Short problem: State how many lines of the entries below hold the word "color"; reply with nothing but the number.
=== Data to process ===
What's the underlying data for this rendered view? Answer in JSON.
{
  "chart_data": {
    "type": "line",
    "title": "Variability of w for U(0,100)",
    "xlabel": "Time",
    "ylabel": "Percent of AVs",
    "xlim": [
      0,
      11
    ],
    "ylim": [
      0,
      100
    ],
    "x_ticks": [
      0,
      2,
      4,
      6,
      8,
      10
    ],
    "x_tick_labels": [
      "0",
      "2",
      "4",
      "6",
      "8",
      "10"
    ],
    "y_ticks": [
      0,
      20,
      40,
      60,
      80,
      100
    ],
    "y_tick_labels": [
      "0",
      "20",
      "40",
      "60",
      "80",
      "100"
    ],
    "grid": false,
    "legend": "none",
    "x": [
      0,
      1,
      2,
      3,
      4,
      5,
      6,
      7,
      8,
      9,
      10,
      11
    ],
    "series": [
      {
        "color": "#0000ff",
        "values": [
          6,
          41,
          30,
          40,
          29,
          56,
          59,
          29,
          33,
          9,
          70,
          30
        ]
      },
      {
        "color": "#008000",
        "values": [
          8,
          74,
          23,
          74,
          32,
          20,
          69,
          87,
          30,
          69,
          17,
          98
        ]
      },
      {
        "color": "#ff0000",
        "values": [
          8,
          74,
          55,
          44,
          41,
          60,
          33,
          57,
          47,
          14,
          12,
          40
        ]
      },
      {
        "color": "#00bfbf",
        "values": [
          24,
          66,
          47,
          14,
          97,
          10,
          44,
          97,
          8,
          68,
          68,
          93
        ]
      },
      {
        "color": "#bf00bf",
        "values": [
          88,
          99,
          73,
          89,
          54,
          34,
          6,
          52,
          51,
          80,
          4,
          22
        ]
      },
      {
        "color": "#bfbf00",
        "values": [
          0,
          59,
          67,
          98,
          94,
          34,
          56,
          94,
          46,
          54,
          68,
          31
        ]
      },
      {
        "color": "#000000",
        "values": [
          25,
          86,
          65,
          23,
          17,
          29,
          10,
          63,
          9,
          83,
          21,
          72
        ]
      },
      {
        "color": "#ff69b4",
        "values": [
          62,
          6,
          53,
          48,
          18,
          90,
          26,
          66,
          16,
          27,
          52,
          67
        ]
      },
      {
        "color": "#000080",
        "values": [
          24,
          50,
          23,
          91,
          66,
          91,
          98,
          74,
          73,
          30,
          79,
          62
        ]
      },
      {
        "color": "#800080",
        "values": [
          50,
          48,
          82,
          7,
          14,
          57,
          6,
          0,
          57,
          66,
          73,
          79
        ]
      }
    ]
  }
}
===
Worked answer: 10